- _Problem description_:
Below are some records: retype them all exactly, but not the pictures.

- _Dataset extract_:

=====

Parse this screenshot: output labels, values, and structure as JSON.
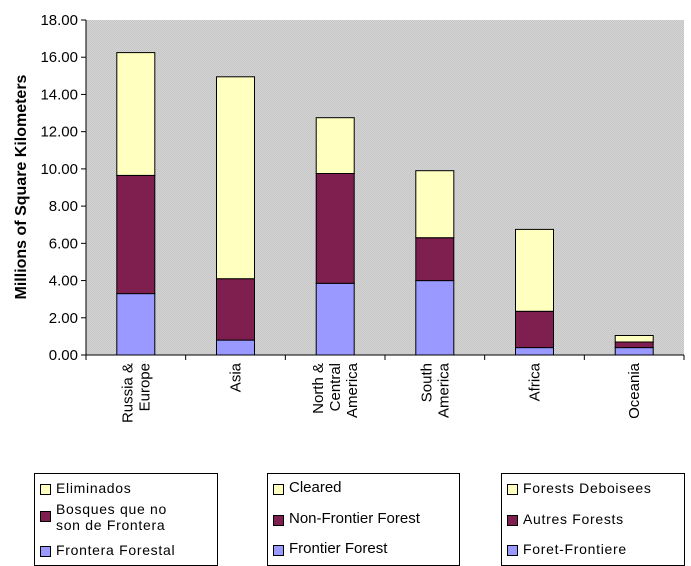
{
  "chart_data": {
    "type": "bar",
    "stacked": true,
    "title": "",
    "xlabel": "",
    "ylabel": "Millions of Square Kilometers",
    "ylim": [
      0,
      18
    ],
    "yticks": [
      "0.00",
      "2.00",
      "4.00",
      "6.00",
      "8.00",
      "10.00",
      "12.00",
      "14.00",
      "16.00",
      "18.00"
    ],
    "categories": [
      "Russia &\nEurope",
      "Asia",
      "North &\nCentral\nAmerica",
      "South\nAmerica",
      "Africa",
      "Oceania"
    ],
    "series": [
      {
        "name": "Frontier Forest",
        "color": "#9999ff",
        "values": [
          3.3,
          0.8,
          3.85,
          4.0,
          0.4,
          0.4
        ]
      },
      {
        "name": "Non-Frontier Forest",
        "color": "#7f1f4f",
        "values": [
          6.35,
          3.3,
          5.9,
          2.3,
          1.95,
          0.3
        ]
      },
      {
        "name": "Cleared",
        "color": "#ffffc0",
        "values": [
          6.6,
          10.85,
          3.0,
          3.6,
          4.4,
          0.35
        ]
      }
    ],
    "grid": false,
    "plot_background": "#c0c0c0",
    "legend_placement": "bottom"
  },
  "legends": [
    {
      "items": [
        "Eliminados",
        "Bosques que no\nson de Frontera",
        "Frontera Forestal"
      ]
    },
    {
      "items": [
        "Cleared",
        "Non-Frontier Forest",
        "Frontier Forest"
      ]
    },
    {
      "items": [
        "Forests Deboisees",
        "Autres Forests",
        "Foret-Frontiere"
      ]
    }
  ]
}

=====

- _Task answer_:
Parse this screenshot: output labels, values, and structure as JSON.
{
  "chart_data": {
    "type": "bar",
    "stacked": true,
    "title": "",
    "xlabel": "",
    "ylabel": "Millions of Square Kilometers",
    "ylim": [
      0,
      18
    ],
    "yticks": [
      "0.00",
      "2.00",
      "4.00",
      "6.00",
      "8.00",
      "10.00",
      "12.00",
      "14.00",
      "16.00",
      "18.00"
    ],
    "categories": [
      "Russia &\nEurope",
      "Asia",
      "North &\nCentral\nAmerica",
      "South\nAmerica",
      "Africa",
      "Oceania"
    ],
    "series": [
      {
        "name": "Frontier Forest",
        "color": "#9999ff",
        "values": [
          3.3,
          0.8,
          3.85,
          4.0,
          0.4,
          0.4
        ]
      },
      {
        "name": "Non-Frontier Forest",
        "color": "#7f1f4f",
        "values": [
          6.35,
          3.3,
          5.9,
          2.3,
          1.95,
          0.3
        ]
      },
      {
        "name": "Cleared",
        "color": "#ffffc0",
        "values": [
          6.6,
          10.85,
          3.0,
          3.6,
          4.4,
          0.35
        ]
      }
    ],
    "grid": false,
    "plot_background": "#c0c0c0",
    "legend_placement": "bottom"
  },
  "legends": [
    {
      "items": [
        "Eliminados",
        "Bosques que no\nson de Frontera",
        "Frontera Forestal"
      ]
    },
    {
      "items": [
        "Cleared",
        "Non-Frontier Forest",
        "Frontier Forest"
      ]
    },
    {
      "items": [
        "Forests Deboisees",
        "Autres Forests",
        "Foret-Frontiere"
      ]
    }
  ]
}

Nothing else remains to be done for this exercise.